Only the number is wanted: how many lines contain the string "faktaorienterade"?

[RECORD EXTRACTS start]

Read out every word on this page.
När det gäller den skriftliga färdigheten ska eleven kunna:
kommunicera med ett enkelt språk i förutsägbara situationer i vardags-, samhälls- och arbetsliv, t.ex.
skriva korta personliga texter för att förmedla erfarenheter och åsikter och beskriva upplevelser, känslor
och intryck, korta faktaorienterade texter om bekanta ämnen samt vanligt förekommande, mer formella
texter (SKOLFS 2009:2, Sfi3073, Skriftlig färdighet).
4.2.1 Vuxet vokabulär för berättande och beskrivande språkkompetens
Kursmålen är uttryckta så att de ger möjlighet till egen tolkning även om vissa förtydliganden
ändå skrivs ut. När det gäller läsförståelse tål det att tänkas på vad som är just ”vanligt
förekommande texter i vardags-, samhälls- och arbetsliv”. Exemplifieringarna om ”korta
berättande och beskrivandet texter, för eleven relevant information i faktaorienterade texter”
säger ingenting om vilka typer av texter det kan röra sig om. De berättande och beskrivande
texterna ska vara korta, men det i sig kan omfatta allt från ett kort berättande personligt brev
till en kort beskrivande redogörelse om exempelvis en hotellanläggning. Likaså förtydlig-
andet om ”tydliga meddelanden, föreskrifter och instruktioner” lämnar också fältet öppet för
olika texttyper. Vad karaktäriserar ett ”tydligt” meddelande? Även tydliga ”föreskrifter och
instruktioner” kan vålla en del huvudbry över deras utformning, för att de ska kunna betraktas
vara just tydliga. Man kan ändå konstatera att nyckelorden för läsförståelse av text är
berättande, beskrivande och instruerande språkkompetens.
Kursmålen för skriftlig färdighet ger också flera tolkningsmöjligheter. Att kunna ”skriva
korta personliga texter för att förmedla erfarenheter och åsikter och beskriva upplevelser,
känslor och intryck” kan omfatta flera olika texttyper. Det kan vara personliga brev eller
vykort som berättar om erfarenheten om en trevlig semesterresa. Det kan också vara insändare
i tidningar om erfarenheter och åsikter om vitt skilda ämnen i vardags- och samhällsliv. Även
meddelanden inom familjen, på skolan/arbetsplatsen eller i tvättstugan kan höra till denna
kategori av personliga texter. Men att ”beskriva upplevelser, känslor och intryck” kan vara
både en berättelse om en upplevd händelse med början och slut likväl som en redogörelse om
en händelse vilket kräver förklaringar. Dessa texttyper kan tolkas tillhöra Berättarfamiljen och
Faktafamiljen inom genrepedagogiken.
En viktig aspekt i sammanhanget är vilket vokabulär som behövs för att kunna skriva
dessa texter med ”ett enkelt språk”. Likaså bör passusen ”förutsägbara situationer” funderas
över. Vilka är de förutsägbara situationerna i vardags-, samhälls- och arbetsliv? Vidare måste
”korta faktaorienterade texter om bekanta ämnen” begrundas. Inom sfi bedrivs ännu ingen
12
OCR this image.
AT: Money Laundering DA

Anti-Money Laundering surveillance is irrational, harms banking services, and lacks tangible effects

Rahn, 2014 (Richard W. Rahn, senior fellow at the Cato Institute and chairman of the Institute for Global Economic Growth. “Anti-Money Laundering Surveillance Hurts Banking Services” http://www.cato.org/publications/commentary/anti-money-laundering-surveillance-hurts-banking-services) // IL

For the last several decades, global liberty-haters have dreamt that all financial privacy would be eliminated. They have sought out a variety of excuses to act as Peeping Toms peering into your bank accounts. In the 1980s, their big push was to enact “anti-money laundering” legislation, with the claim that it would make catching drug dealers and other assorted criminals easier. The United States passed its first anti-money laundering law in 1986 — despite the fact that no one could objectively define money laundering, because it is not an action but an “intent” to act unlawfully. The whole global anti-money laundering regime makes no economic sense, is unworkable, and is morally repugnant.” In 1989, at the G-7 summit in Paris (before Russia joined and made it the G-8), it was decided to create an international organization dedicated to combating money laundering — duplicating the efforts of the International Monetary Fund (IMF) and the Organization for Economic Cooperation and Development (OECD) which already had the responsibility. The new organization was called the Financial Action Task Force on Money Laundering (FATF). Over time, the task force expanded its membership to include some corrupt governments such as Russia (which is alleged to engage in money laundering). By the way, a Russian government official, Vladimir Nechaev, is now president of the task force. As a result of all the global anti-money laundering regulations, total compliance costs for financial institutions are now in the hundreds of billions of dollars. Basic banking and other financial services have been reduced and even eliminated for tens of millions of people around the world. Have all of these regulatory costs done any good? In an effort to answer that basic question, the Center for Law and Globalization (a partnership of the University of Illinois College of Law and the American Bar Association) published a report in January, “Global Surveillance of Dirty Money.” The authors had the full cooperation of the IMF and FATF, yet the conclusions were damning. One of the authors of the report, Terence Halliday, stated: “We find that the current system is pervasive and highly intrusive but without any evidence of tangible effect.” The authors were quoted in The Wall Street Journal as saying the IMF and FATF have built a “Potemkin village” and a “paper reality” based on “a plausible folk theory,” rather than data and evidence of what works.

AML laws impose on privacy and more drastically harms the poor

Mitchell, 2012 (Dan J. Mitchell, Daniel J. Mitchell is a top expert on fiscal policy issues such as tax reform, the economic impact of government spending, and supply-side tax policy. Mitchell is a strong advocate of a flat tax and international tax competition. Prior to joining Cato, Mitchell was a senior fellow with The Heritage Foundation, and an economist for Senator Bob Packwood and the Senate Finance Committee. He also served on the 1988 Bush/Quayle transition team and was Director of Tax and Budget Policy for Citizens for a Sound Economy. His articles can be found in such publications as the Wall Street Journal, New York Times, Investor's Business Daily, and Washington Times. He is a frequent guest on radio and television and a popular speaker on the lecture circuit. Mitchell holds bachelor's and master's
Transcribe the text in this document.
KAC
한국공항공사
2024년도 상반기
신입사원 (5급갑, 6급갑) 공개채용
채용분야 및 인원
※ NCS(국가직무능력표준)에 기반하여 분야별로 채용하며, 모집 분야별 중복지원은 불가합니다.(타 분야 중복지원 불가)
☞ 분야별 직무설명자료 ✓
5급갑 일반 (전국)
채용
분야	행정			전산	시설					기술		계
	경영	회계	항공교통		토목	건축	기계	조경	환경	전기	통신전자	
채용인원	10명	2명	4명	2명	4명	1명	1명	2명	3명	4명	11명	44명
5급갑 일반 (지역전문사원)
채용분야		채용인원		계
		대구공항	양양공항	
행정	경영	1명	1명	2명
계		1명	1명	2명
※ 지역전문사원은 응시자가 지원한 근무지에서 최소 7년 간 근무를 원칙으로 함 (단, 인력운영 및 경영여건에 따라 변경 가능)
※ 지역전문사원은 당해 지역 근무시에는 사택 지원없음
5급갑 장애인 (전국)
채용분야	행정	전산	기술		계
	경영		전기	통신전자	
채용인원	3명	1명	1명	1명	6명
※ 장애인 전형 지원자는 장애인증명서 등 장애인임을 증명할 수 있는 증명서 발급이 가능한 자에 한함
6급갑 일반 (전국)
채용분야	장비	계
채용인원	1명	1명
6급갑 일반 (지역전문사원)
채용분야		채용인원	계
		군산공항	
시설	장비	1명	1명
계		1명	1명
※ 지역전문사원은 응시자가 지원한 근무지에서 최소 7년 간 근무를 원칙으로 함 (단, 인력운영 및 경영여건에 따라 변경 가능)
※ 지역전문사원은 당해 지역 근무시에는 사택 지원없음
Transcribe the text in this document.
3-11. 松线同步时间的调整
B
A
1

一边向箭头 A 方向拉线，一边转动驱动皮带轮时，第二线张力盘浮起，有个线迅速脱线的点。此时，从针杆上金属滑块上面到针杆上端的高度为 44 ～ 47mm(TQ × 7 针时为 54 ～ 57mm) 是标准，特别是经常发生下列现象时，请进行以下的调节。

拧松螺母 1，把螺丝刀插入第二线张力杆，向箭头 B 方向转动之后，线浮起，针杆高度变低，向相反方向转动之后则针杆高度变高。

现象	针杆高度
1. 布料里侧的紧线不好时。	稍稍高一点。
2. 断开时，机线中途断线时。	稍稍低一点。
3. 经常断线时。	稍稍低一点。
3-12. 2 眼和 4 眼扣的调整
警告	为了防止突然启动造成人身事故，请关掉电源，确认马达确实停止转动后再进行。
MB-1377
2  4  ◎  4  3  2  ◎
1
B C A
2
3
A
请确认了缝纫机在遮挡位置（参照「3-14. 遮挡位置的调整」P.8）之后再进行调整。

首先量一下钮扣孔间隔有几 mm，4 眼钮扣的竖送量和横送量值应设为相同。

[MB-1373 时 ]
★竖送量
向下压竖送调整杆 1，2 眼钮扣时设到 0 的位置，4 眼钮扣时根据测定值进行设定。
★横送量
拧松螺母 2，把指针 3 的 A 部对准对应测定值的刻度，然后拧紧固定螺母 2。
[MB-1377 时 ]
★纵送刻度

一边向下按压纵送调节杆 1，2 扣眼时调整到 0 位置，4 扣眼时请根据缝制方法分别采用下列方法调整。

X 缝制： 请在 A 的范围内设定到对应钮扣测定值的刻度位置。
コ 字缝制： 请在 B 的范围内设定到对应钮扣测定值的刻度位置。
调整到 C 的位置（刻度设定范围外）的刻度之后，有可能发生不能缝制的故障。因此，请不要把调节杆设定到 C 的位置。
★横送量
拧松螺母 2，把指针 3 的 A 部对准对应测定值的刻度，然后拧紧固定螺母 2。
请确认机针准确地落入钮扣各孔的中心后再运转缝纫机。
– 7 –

[RECORD EXTRACTS end]

ANSWER TO THE EXERCISE: 3